* Goal of the exercise
Count the lines in the entries below that contain the word "center", and give only the number.

::: Input :::

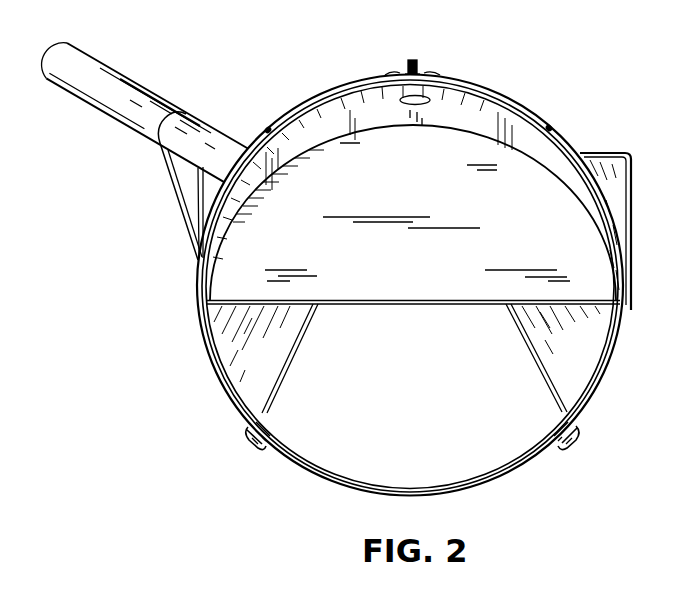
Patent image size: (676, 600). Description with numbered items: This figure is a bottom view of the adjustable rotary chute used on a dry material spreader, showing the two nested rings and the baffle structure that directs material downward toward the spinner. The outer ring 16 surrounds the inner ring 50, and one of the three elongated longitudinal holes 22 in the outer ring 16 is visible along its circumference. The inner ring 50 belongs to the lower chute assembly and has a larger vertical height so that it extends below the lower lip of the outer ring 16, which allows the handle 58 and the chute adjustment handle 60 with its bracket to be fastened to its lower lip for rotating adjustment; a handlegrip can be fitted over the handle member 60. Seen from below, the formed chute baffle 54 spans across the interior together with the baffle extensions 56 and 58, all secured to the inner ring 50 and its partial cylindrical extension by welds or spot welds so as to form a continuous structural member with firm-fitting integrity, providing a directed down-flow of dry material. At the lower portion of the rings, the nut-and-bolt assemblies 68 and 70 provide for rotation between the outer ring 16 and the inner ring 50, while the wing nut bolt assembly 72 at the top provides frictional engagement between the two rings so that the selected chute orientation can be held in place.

The outer ring 16 is at (318, 470).
The elongated longitudinal hole 22 is at (363, 80).
The inner ring 50 is at (395, 483).
The chute baffle 54 is at (413, 193).
The baffle extension 56 is at (413, 357).
The baffle extension 58 is at (321, 227).
The chute adjustment handle 60 is at (174, 187).
The nut-and-bolt assembly 68 is at (258, 447).
The nut-and-bolt assembly 70 is at (567, 446).
The wing nut bolt assembly 72 is at (422, 65).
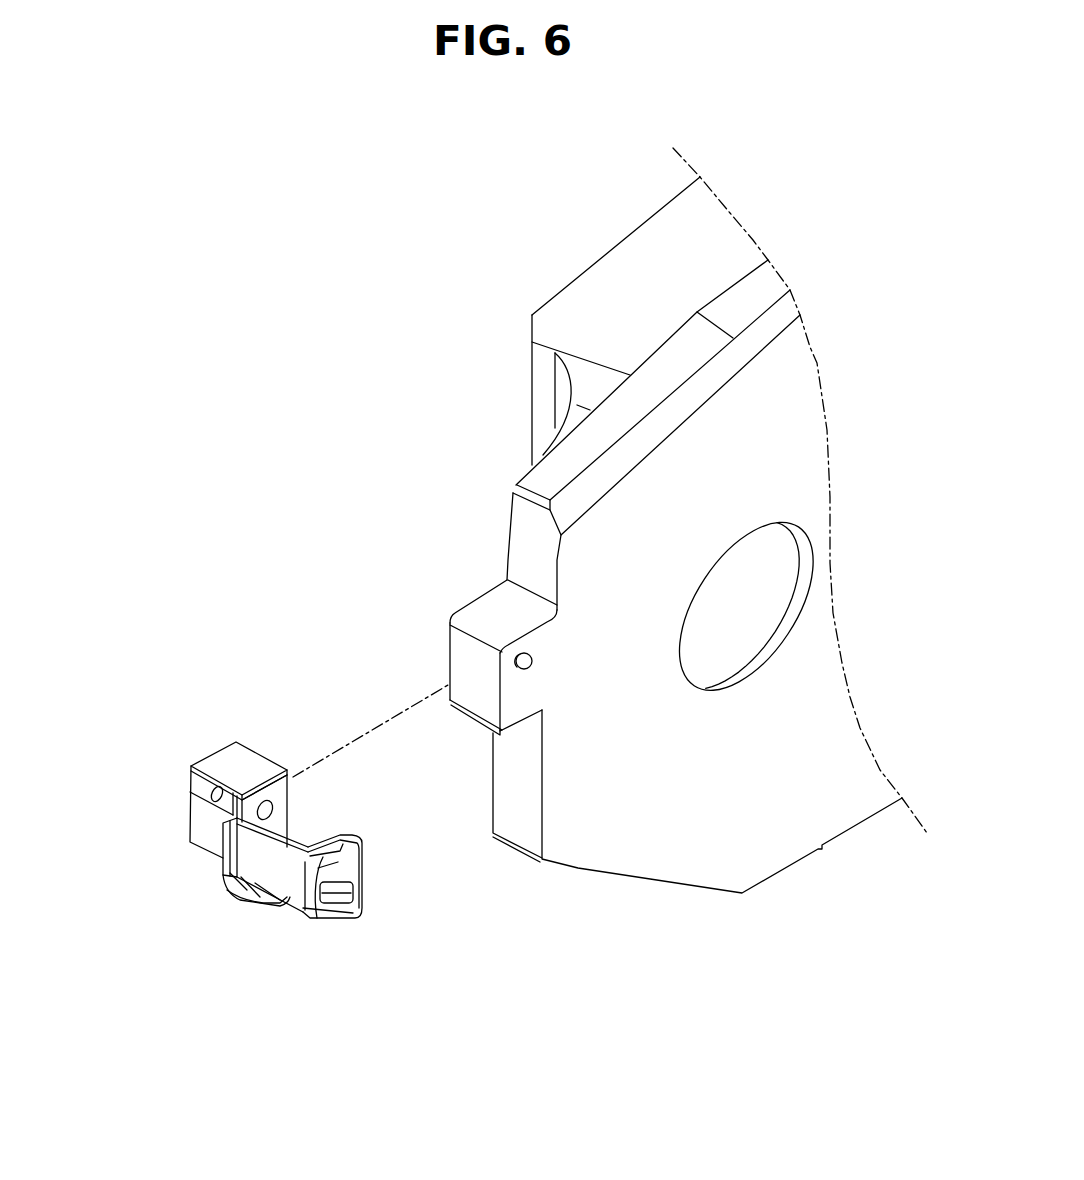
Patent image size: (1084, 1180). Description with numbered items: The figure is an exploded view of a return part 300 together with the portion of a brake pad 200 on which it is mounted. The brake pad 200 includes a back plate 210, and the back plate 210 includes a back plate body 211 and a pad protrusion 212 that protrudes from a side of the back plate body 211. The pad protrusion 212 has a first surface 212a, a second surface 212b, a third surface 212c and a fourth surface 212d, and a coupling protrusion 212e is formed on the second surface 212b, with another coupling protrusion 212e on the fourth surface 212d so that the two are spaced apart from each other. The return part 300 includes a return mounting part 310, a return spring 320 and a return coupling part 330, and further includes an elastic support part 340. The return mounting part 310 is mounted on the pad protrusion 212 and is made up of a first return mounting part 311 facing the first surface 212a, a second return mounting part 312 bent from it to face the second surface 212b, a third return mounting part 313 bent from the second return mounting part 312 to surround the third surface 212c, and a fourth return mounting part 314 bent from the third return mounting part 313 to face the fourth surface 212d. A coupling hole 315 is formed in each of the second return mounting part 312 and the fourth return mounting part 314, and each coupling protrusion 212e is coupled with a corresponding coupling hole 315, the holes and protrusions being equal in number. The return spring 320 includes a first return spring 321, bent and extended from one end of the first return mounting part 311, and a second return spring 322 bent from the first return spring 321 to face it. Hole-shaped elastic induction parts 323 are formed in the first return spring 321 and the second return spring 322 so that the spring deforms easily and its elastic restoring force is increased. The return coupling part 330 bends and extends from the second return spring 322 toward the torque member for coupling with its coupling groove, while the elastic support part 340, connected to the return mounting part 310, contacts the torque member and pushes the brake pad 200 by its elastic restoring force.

The brake pad 200 is at (583, 344).
The back plate 210 is at (626, 574).
The back plate body 211 is at (645, 513).
The pad protrusion 212 is at (560, 730).
The first surface 212a is at (480, 698).
The second surface 212b is at (452, 658).
The third surface 212c is at (490, 613).
The fourth surface 212d is at (523, 697).
The coupling protrusion 212e is at (532, 660).
The return part 300 is at (281, 850).
The return mounting part 310 is at (227, 791).
The first return mounting part 311 is at (210, 827).
The second return mounting part 312 is at (198, 785).
The third return mounting part 313 is at (230, 760).
The fourth return mounting part 314 is at (282, 798).
The coupling hole 315 is at (227, 797).
The return spring 320 is at (356, 926).
The first return spring 321 is at (370, 842).
The second return spring 322 is at (345, 895).
The elastic induction part 323 is at (338, 858).
The return coupling part 330 is at (227, 883).
The elastic support part 340 is at (263, 903).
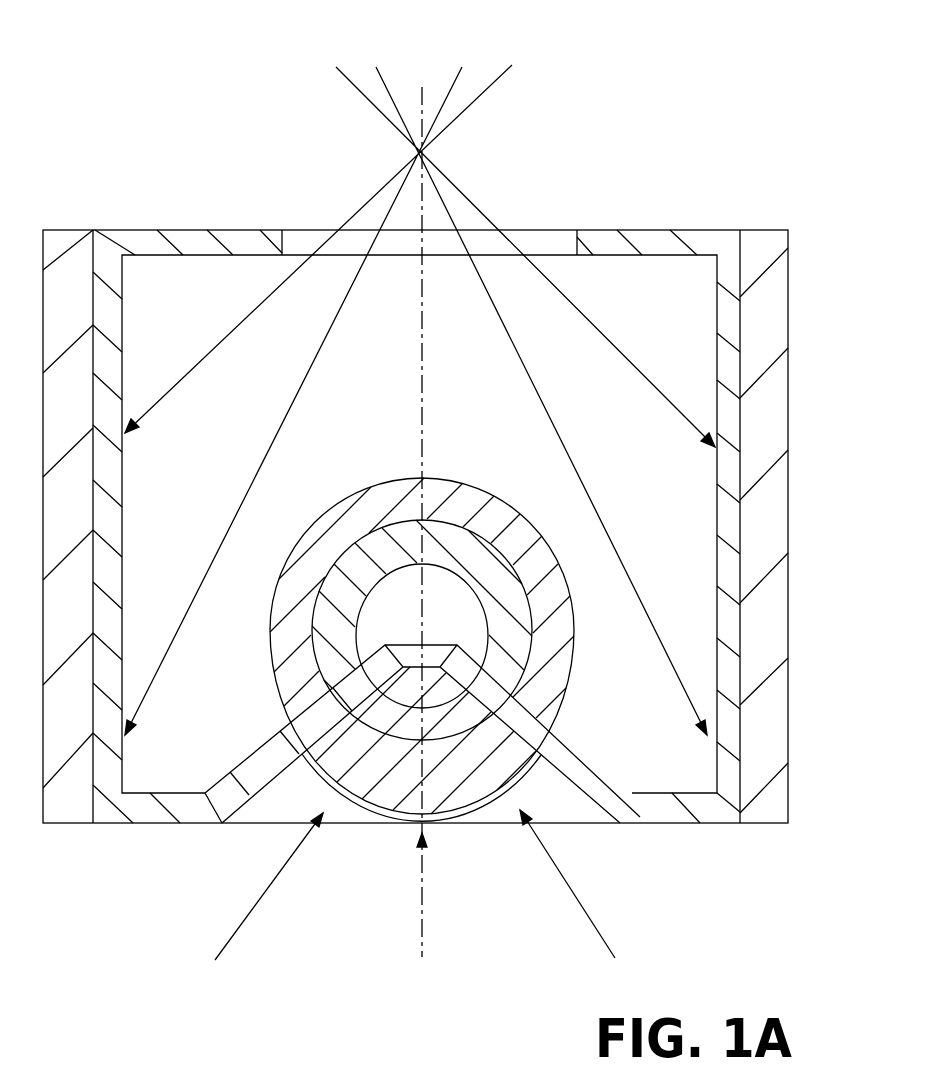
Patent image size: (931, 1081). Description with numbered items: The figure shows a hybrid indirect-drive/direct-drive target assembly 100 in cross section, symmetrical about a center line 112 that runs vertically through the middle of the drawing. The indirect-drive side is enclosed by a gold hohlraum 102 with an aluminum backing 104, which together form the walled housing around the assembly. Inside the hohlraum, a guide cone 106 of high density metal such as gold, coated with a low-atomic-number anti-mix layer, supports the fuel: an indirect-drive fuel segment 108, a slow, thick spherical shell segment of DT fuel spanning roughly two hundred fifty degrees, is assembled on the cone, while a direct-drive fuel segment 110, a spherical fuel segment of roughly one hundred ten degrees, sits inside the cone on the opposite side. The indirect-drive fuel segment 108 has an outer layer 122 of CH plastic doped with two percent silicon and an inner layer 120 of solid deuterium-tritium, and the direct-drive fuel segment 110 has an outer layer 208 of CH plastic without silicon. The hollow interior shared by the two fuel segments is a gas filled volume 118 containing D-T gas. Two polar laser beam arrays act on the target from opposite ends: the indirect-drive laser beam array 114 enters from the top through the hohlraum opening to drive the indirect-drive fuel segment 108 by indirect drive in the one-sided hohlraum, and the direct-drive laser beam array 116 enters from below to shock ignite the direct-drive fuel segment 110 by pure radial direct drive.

The hybrid indirect-drive/direct-drive target assembly 100 is at (697, 128).
The gold hohlraum 102 is at (122, 333).
The aluminum backing 104 is at (770, 230).
The guide cone 106 is at (592, 752).
The indirect-drive fuel segment 108 is at (462, 466).
The direct-drive fuel segment 110 is at (363, 807).
The center line 112 is at (420, 377).
The indirect-drive laser beam array 114 is at (617, 62).
The direct-drive laser beam array 116 is at (172, 952).
The gas filled volume 118 is at (380, 628).
The inner layer of solid deuterium-tritium 120 is at (330, 605).
The outer layer of CH plastic with 2% Si 122 is at (327, 513).
The outer layer of CH plastic 208 is at (293, 812).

:::

* Correct result
2